_GIVEN DATA_
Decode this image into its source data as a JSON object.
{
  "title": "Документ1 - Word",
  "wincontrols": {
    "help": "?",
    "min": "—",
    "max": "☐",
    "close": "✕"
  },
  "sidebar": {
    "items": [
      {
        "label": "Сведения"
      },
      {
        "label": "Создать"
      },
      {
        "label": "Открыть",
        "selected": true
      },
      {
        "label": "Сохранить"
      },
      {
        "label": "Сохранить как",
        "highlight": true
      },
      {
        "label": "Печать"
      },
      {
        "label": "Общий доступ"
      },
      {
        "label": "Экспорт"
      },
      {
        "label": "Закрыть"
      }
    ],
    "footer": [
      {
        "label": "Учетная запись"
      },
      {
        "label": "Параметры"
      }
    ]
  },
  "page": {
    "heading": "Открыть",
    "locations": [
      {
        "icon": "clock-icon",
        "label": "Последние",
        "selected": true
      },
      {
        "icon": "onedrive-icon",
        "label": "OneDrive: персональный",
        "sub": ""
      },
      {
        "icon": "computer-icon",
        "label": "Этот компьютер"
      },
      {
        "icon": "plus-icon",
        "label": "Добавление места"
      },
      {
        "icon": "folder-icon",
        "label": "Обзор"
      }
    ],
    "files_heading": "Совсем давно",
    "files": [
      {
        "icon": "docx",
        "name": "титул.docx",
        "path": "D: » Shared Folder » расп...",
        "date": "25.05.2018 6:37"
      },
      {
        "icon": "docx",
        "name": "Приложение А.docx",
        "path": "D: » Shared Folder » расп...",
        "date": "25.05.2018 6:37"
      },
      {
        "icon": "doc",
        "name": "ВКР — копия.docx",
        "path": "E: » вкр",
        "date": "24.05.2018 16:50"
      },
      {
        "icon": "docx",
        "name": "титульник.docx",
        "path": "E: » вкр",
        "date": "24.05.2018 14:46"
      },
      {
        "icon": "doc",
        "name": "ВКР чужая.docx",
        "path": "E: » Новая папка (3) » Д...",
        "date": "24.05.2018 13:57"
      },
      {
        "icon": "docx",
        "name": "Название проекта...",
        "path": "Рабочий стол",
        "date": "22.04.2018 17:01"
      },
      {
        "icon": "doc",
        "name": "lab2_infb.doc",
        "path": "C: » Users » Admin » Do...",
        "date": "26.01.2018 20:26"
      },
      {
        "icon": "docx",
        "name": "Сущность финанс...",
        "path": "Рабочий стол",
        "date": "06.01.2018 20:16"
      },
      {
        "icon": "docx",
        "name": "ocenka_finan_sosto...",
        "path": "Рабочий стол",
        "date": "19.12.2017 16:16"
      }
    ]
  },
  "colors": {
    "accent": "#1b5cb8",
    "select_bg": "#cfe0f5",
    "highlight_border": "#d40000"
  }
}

_TASK OBJECTIVE_
Go through the listing above and report how many of its lines contain the word "date", with only the number as output.

_SOLUTION_
9